**GOAL**
Extract every line from the records below that contains the word "each".

**THE INPUT**
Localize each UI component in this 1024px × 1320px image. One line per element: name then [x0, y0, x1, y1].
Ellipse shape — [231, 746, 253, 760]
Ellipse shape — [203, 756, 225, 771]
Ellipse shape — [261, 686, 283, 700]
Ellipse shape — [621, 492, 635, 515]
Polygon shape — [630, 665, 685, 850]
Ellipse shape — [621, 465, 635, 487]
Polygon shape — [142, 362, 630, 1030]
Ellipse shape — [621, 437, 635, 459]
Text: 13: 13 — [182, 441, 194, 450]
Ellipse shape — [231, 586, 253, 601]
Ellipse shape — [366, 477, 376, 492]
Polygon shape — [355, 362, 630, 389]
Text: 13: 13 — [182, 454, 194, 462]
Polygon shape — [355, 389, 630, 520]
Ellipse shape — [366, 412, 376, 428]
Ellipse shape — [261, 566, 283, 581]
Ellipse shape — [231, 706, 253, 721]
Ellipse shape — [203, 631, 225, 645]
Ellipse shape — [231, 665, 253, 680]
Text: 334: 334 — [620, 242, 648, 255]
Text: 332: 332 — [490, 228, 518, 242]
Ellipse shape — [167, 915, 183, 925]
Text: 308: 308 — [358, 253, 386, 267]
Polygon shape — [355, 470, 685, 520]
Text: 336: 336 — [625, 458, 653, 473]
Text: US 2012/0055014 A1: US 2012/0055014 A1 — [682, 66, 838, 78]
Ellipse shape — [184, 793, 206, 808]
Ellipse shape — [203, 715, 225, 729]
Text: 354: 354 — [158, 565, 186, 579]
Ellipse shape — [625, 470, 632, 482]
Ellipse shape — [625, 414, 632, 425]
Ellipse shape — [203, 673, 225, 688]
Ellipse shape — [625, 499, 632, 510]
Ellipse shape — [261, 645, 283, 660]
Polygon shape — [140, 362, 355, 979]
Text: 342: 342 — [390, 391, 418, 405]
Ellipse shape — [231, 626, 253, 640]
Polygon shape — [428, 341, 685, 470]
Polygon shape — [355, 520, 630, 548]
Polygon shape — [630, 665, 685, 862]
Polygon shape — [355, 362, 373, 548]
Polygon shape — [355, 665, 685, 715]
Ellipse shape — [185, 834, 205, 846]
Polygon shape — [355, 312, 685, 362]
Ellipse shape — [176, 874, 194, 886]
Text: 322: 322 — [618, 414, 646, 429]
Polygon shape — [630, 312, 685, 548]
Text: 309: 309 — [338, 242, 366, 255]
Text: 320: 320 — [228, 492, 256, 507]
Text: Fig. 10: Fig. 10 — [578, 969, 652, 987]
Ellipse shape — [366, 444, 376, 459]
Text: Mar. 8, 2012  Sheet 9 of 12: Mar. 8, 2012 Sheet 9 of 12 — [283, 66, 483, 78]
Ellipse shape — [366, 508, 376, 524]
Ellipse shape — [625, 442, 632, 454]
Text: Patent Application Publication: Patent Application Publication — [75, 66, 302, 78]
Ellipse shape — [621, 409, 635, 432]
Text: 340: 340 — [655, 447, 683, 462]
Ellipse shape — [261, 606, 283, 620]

**COMPLETE ANSWER**
Localize each UI component in this 1024px × 1320px image. One line per element: name then [x0, y0, x1, y1].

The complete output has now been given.